[Dataset entries]
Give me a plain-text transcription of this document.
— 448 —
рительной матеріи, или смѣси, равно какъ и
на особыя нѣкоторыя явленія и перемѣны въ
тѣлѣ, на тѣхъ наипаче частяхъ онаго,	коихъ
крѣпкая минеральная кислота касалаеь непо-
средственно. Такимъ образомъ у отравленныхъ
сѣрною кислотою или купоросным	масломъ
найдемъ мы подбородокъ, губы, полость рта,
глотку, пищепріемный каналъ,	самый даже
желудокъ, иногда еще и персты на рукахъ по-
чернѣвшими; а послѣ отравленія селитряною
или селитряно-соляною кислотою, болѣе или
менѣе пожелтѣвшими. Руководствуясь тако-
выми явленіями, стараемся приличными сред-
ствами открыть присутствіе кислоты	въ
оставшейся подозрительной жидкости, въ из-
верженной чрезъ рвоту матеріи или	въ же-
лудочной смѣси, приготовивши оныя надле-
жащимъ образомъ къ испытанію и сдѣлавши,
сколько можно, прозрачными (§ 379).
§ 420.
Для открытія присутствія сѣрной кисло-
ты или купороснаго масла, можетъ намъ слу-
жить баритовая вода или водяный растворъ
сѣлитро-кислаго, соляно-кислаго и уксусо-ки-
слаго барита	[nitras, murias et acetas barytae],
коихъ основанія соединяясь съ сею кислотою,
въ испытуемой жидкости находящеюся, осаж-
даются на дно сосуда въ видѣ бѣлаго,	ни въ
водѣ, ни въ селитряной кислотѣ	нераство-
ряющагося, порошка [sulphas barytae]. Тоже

What this task involves :: Say how many lines of the data include the string "матеріи". Nothing other than the number should be given.

Response to this task :: 2